### Brief
Transcribe the material below exactly as it appears.
>> Start Supplied data
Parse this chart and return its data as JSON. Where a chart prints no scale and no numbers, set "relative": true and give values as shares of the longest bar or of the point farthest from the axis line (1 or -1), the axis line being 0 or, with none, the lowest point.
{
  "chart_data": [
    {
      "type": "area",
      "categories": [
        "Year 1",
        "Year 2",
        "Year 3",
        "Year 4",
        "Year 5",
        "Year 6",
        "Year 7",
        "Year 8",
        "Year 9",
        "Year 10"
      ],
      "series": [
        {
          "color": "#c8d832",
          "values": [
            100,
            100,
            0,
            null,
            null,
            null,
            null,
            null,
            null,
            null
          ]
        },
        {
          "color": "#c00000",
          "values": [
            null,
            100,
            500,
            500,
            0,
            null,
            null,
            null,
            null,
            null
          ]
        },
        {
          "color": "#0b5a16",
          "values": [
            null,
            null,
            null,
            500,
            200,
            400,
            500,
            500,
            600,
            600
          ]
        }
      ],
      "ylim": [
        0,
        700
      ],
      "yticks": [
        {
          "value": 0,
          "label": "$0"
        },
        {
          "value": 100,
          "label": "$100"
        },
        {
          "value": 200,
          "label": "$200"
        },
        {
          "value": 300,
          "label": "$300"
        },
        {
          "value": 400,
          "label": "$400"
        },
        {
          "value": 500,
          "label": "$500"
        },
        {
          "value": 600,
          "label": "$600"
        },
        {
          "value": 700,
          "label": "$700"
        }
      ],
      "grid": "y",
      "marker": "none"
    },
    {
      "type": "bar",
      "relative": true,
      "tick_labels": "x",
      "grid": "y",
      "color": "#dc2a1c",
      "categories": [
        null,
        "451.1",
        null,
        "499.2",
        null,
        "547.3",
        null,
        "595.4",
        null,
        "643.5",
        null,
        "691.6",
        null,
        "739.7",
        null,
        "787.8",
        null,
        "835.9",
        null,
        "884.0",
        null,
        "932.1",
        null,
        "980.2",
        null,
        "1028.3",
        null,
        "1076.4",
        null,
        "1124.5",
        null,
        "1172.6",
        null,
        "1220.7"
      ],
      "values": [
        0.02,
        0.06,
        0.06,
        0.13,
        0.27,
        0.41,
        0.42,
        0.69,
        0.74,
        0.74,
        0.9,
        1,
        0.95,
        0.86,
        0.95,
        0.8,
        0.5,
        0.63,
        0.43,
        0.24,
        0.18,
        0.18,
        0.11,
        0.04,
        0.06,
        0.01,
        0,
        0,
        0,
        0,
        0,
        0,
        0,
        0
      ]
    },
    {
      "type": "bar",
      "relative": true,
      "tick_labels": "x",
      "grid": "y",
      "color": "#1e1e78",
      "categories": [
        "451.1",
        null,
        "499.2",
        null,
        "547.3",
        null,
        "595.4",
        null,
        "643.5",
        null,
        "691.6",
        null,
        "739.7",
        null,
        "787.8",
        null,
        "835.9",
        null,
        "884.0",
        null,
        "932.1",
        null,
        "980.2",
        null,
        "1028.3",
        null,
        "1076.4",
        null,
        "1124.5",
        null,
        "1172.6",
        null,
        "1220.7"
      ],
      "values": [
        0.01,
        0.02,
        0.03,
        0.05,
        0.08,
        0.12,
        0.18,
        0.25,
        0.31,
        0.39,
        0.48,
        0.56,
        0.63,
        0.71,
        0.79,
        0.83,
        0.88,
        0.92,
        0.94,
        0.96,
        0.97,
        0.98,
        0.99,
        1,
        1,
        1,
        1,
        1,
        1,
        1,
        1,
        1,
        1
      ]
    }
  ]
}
>> End Supplied data
### Answer to the task
Parse this chart and return its data as JSON. Where a chart prints no scale and no numbers, set "relative": true and give values as shares of the longest bar or of the point farthest from the axis line (1 or -1), the axis line being 0 or, with none, the lowest point.
{
  "chart_data": [
    {
      "type": "area",
      "categories": [
        "Year 1",
        "Year 2",
        "Year 3",
        "Year 4",
        "Year 5",
        "Year 6",
        "Year 7",
        "Year 8",
        "Year 9",
        "Year 10"
      ],
      "series": [
        {
          "color": "#c8d832",
          "values": [
            100,
            100,
            0,
            null,
            null,
            null,
            null,
            null,
            null,
            null
          ]
        },
        {
          "color": "#c00000",
          "values": [
            null,
            100,
            500,
            500,
            0,
            null,
            null,
            null,
            null,
            null
          ]
        },
        {
          "color": "#0b5a16",
          "values": [
            null,
            null,
            null,
            500,
            200,
            400,
            500,
            500,
            600,
            600
          ]
        }
      ],
      "ylim": [
        0,
        700
      ],
      "yticks": [
        {
          "value": 0,
          "label": "$0"
        },
        {
          "value": 100,
          "label": "$100"
        },
        {
          "value": 200,
          "label": "$200"
        },
        {
          "value": 300,
          "label": "$300"
        },
        {
          "value": 400,
          "label": "$400"
        },
        {
          "value": 500,
          "label": "$500"
        },
        {
          "value": 600,
          "label": "$600"
        },
        {
          "value": 700,
          "label": "$700"
        }
      ],
      "grid": "y",
      "marker": "none"
    },
    {
      "type": "bar",
      "relative": true,
      "tick_labels": "x",
      "grid": "y",
      "color": "#dc2a1c",
      "categories": [
        null,
        "451.1",
        null,
        "499.2",
        null,
        "547.3",
        null,
        "595.4",
        null,
        "643.5",
        null,
        "691.6",
        null,
        "739.7",
        null,
        "787.8",
        null,
        "835.9",
        null,
        "884.0",
        null,
        "932.1",
        null,
        "980.2",
        null,
        "1028.3",
        null,
        "1076.4",
        null,
        "1124.5",
        null,
        "1172.6",
        null,
        "1220.7"
      ],
      "values": [
        0.02,
        0.06,
        0.06,
        0.13,
        0.27,
        0.41,
        0.42,
        0.69,
        0.74,
        0.74,
        0.9,
        1,
        0.95,
        0.86,
        0.95,
        0.8,
        0.5,
        0.63,
        0.43,
        0.24,
        0.18,
        0.18,
        0.11,
        0.04,
        0.06,
        0.01,
        0,
        0,
        0,
        0,
        0,
        0,
        0,
        0
      ]
    },
    {
      "type": "bar",
      "relative": true,
      "tick_labels": "x",
      "grid": "y",
      "color": "#1e1e78",
      "categories": [
        "451.1",
        null,
        "499.2",
        null,
        "547.3",
        null,
        "595.4",
        null,
        "643.5",
        null,
        "691.6",
        null,
        "739.7",
        null,
        "787.8",
        null,
        "835.9",
        null,
        "884.0",
        null,
        "932.1",
        null,
        "980.2",
        null,
        "1028.3",
        null,
        "1076.4",
        null,
        "1124.5",
        null,
        "1172.6",
        null,
        "1220.7"
      ],
      "values": [
        0.01,
        0.02,
        0.03,
        0.05,
        0.08,
        0.12,
        0.18,
        0.25,
        0.31,
        0.39,
        0.48,
        0.56,
        0.63,
        0.71,
        0.79,
        0.83,
        0.88,
        0.92,
        0.94,
        0.96,
        0.97,
        0.98,
        0.99,
        1,
        1,
        1,
        1,
        1,
        1,
        1,
        1,
        1,
        1
      ]
    }
  ]
}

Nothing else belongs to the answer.